Source material:
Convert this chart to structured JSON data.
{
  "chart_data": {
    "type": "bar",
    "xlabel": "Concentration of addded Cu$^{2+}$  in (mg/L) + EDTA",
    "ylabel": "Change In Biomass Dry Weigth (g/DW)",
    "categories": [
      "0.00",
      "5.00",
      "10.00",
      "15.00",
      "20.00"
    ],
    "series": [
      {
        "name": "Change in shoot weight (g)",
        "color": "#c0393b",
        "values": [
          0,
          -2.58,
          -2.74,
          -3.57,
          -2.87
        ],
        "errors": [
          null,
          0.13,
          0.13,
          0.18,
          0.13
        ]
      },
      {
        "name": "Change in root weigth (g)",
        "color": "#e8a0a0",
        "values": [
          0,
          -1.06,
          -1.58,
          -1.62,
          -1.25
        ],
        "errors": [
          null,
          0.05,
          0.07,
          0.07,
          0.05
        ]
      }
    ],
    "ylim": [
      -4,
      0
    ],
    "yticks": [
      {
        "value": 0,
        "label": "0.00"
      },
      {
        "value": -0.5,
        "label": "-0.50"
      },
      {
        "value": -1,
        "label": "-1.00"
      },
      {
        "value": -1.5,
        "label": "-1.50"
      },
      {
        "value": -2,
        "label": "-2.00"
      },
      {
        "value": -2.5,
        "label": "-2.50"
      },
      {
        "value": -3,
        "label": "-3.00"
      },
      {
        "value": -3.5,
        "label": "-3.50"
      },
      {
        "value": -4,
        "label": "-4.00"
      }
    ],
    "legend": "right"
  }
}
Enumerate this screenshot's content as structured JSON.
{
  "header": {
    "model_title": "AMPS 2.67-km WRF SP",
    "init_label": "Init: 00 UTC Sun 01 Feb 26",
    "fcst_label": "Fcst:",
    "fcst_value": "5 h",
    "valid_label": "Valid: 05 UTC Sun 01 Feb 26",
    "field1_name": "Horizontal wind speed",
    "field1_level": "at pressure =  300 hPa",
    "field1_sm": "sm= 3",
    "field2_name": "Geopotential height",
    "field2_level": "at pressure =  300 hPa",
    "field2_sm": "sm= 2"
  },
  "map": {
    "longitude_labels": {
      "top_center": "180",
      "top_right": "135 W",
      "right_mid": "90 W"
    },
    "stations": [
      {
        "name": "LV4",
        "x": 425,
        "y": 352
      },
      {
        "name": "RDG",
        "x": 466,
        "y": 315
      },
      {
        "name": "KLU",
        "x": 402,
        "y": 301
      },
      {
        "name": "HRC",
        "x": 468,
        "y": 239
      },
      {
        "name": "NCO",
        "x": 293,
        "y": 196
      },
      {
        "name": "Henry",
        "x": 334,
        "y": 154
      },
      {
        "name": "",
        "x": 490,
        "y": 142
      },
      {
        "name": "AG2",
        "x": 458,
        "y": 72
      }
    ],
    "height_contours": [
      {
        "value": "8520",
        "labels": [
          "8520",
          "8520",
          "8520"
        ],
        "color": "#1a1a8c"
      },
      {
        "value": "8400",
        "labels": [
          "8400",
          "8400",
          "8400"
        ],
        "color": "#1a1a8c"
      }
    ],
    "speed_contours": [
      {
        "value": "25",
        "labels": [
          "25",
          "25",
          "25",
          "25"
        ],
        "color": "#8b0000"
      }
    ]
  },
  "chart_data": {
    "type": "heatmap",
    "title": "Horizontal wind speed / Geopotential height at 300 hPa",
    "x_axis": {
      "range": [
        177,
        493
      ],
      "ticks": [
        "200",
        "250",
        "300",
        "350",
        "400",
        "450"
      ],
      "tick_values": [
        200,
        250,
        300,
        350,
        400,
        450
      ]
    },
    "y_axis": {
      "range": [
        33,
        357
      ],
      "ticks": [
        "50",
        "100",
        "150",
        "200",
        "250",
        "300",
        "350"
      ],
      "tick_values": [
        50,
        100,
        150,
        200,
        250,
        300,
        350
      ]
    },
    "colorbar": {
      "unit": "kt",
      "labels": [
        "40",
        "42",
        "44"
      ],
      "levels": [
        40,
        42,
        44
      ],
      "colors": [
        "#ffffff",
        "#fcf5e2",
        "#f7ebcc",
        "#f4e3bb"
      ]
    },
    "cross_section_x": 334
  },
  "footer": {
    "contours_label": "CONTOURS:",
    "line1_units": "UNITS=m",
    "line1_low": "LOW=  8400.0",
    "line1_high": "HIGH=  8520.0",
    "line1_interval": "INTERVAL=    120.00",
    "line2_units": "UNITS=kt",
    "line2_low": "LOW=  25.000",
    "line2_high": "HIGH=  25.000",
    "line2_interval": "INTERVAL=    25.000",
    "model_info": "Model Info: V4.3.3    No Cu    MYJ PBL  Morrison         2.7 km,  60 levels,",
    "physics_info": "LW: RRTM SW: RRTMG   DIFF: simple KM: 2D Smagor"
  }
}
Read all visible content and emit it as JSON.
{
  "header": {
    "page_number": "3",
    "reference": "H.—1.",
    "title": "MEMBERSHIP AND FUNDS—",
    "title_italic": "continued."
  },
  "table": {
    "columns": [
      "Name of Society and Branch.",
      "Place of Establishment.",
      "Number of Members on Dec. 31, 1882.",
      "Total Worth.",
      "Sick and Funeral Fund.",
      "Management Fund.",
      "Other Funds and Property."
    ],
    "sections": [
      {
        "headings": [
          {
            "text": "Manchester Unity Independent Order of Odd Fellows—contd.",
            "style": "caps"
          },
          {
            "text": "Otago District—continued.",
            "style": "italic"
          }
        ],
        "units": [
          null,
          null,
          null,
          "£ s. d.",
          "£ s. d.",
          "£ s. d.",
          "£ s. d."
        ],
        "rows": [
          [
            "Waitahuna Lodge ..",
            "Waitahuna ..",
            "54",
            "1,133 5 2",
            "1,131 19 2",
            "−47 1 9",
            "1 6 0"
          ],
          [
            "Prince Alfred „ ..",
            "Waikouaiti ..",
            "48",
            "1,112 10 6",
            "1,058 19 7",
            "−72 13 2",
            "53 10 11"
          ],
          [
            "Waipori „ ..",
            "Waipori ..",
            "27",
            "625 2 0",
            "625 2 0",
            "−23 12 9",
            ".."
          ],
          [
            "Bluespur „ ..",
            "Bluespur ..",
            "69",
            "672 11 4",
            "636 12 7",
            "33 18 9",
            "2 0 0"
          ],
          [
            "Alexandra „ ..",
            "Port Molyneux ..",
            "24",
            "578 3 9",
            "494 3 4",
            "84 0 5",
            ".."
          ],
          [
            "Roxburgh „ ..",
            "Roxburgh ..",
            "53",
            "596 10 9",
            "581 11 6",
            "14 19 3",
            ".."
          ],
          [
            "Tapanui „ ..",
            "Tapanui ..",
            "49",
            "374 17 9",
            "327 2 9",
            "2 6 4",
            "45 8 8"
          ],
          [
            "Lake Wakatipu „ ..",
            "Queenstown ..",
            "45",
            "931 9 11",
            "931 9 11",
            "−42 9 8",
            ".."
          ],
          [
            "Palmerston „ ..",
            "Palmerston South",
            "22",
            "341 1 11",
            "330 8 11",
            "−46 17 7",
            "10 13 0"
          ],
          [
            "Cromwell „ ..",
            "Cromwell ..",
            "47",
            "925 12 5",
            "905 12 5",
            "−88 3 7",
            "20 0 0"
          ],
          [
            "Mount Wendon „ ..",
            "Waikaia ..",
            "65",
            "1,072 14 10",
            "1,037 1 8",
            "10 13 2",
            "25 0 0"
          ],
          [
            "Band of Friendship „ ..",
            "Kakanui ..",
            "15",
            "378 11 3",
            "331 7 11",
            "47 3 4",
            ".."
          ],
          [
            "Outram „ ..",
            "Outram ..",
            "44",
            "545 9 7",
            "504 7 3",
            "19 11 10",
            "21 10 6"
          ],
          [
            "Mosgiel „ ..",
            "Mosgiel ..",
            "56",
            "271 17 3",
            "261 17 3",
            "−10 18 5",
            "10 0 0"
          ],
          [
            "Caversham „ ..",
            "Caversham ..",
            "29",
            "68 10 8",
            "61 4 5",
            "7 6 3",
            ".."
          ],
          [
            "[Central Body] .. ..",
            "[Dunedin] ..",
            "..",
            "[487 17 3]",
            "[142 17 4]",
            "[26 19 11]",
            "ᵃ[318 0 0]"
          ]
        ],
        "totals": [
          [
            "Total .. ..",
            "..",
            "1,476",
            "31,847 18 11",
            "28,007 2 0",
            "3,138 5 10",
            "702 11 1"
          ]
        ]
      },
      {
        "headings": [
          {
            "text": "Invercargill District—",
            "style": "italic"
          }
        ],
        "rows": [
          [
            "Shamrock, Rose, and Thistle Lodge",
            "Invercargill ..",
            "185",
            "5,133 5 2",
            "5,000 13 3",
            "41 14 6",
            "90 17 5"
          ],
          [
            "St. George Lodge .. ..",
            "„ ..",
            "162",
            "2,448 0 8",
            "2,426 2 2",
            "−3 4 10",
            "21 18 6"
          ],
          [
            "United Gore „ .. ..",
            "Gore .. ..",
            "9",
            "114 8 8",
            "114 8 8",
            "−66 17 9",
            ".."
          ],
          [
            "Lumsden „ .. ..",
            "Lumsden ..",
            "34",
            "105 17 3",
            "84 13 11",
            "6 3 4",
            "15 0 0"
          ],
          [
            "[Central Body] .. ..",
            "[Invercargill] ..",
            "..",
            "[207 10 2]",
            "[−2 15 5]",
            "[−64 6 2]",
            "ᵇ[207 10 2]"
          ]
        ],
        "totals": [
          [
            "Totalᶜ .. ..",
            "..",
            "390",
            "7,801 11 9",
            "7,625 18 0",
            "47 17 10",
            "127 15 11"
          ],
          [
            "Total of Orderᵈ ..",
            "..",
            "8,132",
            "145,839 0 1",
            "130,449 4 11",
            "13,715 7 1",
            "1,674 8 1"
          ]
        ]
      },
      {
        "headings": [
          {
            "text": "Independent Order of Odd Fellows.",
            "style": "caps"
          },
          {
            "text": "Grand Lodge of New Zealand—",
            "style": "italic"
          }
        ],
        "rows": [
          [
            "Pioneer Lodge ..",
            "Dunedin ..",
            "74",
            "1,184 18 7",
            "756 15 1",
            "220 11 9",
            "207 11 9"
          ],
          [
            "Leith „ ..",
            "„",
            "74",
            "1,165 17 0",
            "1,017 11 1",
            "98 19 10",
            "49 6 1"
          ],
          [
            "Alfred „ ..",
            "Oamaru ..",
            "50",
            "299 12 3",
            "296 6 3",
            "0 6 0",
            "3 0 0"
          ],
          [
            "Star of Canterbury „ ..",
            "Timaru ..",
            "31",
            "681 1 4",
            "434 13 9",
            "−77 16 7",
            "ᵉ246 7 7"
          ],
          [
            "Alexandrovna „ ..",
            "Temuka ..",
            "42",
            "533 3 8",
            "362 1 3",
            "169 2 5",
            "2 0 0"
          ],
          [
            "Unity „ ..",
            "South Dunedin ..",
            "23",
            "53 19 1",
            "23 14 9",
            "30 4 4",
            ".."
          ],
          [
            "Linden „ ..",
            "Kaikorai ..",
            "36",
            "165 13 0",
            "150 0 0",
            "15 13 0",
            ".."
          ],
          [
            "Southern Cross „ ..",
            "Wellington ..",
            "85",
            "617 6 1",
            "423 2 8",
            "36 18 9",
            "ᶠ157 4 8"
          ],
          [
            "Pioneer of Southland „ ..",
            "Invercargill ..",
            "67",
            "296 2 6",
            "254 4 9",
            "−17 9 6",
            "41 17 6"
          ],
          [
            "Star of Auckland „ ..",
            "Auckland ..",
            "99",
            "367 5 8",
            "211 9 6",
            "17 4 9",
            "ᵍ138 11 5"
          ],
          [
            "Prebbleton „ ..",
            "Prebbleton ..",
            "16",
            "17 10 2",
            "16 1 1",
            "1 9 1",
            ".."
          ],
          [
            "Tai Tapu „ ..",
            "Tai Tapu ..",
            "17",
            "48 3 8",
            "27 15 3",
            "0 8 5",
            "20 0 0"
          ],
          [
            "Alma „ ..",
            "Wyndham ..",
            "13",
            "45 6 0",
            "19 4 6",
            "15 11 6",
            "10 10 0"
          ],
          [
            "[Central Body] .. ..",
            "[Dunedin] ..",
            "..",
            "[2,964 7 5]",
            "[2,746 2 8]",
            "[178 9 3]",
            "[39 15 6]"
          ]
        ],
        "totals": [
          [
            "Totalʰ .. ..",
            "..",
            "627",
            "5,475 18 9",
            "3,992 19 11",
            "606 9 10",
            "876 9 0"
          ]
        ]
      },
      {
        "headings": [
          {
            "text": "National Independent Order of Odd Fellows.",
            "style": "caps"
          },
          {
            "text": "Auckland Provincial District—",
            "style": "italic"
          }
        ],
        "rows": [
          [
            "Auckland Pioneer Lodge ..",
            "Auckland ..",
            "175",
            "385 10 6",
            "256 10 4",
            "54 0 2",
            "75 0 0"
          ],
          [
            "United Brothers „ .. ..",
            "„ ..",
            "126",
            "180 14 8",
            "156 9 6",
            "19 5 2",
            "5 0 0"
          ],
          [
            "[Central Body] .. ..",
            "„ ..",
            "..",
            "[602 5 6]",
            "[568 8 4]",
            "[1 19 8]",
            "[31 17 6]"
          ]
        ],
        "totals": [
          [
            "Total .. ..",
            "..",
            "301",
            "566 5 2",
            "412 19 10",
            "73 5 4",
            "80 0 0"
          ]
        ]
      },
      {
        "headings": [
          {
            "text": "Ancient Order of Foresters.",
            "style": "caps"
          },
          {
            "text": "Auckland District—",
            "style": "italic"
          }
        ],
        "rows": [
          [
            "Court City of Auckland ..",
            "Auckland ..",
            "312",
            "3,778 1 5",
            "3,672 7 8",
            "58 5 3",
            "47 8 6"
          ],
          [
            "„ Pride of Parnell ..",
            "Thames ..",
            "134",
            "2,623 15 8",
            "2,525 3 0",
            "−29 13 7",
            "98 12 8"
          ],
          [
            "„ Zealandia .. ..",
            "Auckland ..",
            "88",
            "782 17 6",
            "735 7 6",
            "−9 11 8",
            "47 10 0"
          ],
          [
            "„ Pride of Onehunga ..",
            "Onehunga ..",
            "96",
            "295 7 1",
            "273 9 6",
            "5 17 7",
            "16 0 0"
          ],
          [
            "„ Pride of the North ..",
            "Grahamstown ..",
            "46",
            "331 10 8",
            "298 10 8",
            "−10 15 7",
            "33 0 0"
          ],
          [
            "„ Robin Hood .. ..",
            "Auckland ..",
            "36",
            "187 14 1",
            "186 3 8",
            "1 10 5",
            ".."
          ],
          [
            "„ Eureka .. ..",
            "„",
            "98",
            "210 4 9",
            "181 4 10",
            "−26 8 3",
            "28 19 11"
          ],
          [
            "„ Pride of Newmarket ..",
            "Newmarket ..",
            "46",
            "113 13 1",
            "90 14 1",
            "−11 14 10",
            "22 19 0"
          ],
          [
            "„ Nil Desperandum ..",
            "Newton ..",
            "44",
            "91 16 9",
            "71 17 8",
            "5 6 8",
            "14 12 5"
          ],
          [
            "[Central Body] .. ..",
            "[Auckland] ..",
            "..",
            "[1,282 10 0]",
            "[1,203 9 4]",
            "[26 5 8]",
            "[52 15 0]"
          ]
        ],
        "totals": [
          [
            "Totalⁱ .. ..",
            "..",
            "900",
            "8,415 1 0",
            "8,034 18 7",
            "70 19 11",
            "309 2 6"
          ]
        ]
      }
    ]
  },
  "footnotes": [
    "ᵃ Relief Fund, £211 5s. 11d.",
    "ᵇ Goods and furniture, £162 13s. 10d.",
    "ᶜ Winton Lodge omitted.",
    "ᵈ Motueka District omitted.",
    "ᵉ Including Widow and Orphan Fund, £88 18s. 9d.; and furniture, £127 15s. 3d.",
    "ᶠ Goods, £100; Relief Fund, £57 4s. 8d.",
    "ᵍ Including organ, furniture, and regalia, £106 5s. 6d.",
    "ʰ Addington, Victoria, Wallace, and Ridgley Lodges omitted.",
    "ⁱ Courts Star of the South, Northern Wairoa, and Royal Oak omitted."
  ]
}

Work required:
Copy every line in the listing above where the string "content" turns up.

Solution:
Enumerate this screenshot's content as structured JSON.
Read all visible content and emit it as JSON.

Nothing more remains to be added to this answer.